EXERCISE DESCRIPTION -
Answer with a bare number: the count of lines in the records below that have the word "würden".

________________________

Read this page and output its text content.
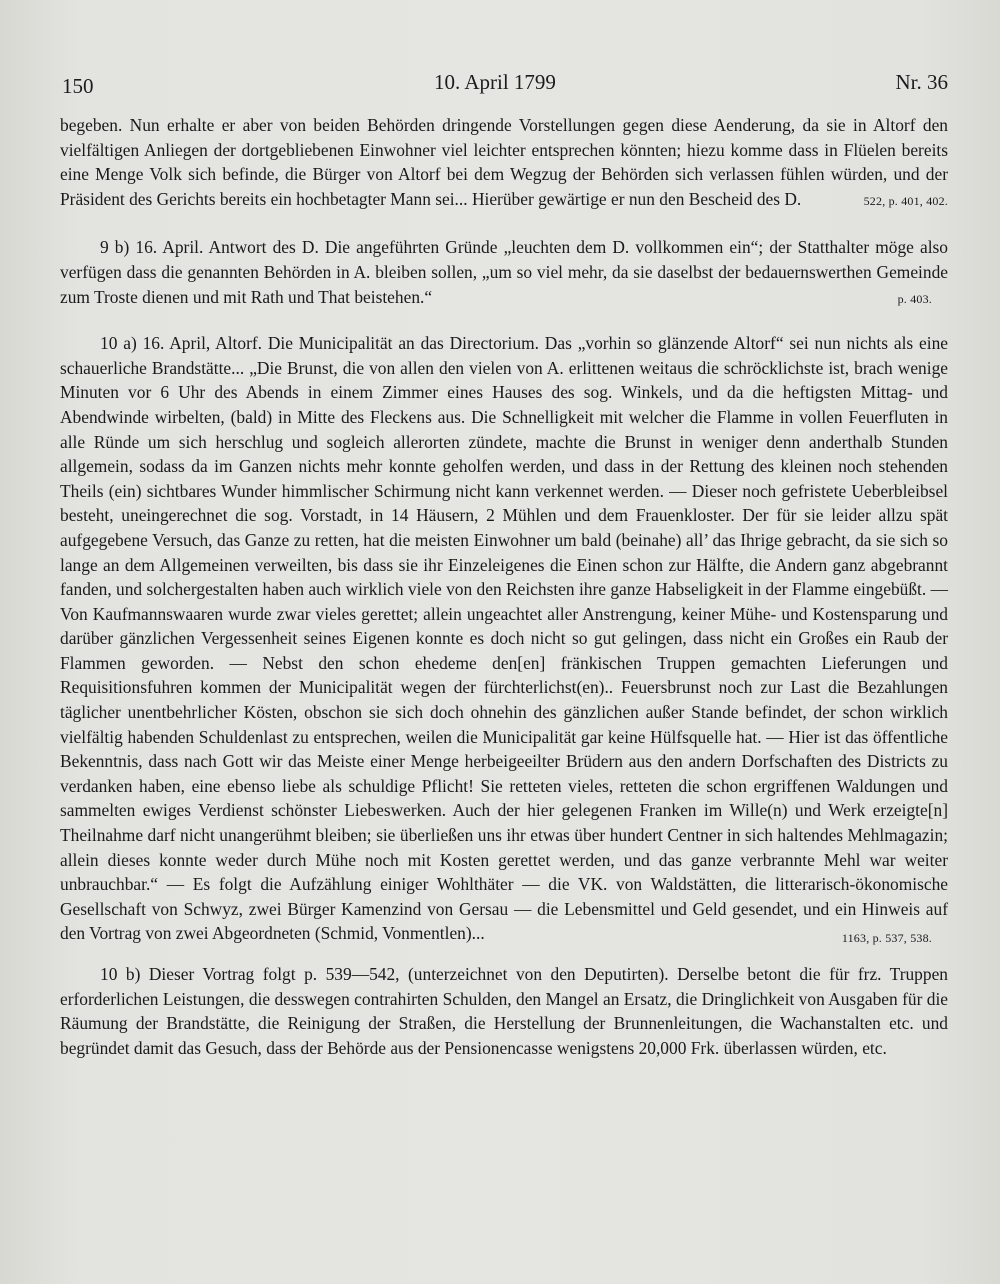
150	10. April 1799	Nr. 36

begeben. Nun erhalte er aber von beiden Behörden dringende Vorstellungen gegen diese Aenderung, da sie in Altorf den vielfältigen Anliegen der dortgebliebenen Einwohner viel leichter entsprechen könnten; hiezu komme dass in Flüelen bereits eine Menge Volk sich befinde, die Bürger von Altorf bei dem Wegzug der Behörden sich verlassen fühlen würden, und der Präsident des Gerichts bereits ein hochbetagter Mann sei... Hierüber gewärtige er nun den Bescheid des D.	522, p. 401, 402.

9 b) 16. April. Antwort des D. Die angeführten Gründe „leuchten dem D. vollkommen ein“; der Statthalter möge also verfügen dass die genannten Behörden in A. bleiben sollen, „um so viel mehr, da sie daselbst der bedauernswerthen Gemeinde zum Troste dienen und mit Rath und That beistehen.“	p. 403.

10 a) 16. April, Altorf. Die Municipalität an das Directorium. Das „vorhin so glänzende Altorf“ sei nun nichts als eine schauerliche Brandstätte... „Die Brunst, die von allen den vielen von A. erlittenen weitaus die schröcklichste ist, brach wenige Minuten vor 6 Uhr des Abends in einem Zimmer eines Hauses des sog. Winkels, und da die heftigsten Mittag- und Abendwinde wirbelten, (bald) in Mitte des Fleckens aus. Die Schnelligkeit mit welcher die Flamme in vollen Feuerfluten in alle Ründe um sich herschlug und sogleich allerorten zündete, machte die Brunst in weniger denn anderthalb Stunden allgemein, sodass da im Ganzen nichts mehr konnte geholfen werden, und dass in der Rettung des kleinen noch stehenden Theils (ein) sichtbares Wunder himmlischer Schirmung nicht kann verkennet werden. — Dieser noch gefristete Ueberbleibsel besteht, uneingerechnet die sog. Vorstadt, in 14 Häusern, 2 Mühlen und dem Frauenkloster. Der für sie leider allzu spät aufgegebene Versuch, das Ganze zu retten, hat die meisten Einwohner um bald (beinahe) all’ das Ihrige gebracht, da sie sich so lange an dem Allgemeinen verweilten, bis dass sie ihr Einzeleigenes die Einen schon zur Hälfte, die Andern ganz abgebrannt fanden, und solchergestalten haben auch wirklich viele von den Reichsten ihre ganze Habseligkeit in der Flamme eingebüßt. — Von Kaufmannswaaren wurde zwar vieles gerettet; allein ungeachtet aller Anstrengung, keiner Mühe- und Kostensparung und darüber gänzlichen Vergessenheit seines Eigenen konnte es doch nicht so gut gelingen, dass nicht ein Großes ein Raub der Flammen geworden. — Nebst den schon ehedeme den[en] fränkischen Truppen gemachten Lieferungen und Requisitionsfuhren kommen der Municipalität wegen der fürchterlichst(en).. Feuersbrunst noch zur Last die Bezahlungen täglicher unentbehrlicher Kösten, obschon sie sich doch ohnehin des gänzlichen außer Stande befindet, der schon wirklich vielfältig habenden Schuldenlast zu entsprechen, weilen die Municipalität gar keine Hülfsquelle hat. — Hier ist das öffentliche Bekenntnis, dass nach Gott wir das Meiste einer Menge herbeigeeilter Brüdern aus den andern Dorfschaften des Districts zu verdanken haben, eine ebenso liebe als schuldige Pflicht! Sie retteten vieles, retteten die schon ergriffenen Waldungen und sammelten ewiges Verdienst schönster Liebeswerken. Auch der hier gelegenen Franken im Wille(n) und Werk erzeigte[n] Theilnahme darf nicht unangerühmt bleiben; sie überließen uns ihr etwas über hundert Centner in sich haltendes Mehlmagazin; allein dieses konnte weder durch Mühe noch mit Kosten gerettet werden, und das ganze verbrannte Mehl war weiter unbrauchbar.“ — Es folgt die Aufzählung einiger Wohlthäter — die VK. von Waldstätten, die litterarisch-ökonomische Gesellschaft von Schwyz, zwei Bürger Kamenzind von Gersau — die Lebensmittel und Geld gesendet, und ein Hinweis auf den Vortrag von zwei Abgeordneten (Schmid, Vonmentlen)...	1163, p. 537, 538.

10 b) Dieser Vortrag folgt p. 539—542, (unterzeichnet von den Deputirten). Derselbe betont die für frz. Truppen erforderlichen Leistungen, die desswegen contrahirten Schulden, den Mangel an Ersatz, die Dringlichkeit von Ausgaben für die Räumung der Brandstätte, die Reinigung der Straßen, die Herstellung der Brunnenleitungen, die Wachanstalten etc. und begründet damit das Gesuch, dass der Behörde aus der Pensionencasse wenigstens 20,000 Frk. überlassen würden, etc.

________________________

RESULT -
2